-------- LISTED ENTRIES --------

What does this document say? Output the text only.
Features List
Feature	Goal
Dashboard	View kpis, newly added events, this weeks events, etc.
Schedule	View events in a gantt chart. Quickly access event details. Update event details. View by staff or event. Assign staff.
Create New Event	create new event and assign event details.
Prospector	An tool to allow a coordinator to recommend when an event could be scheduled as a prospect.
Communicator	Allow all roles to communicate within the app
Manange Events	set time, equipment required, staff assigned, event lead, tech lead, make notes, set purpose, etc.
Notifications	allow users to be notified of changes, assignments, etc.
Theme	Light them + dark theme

--------

PROBLEM: Give only the number of lines that include the word "staff".

COMPLETED TASK: 2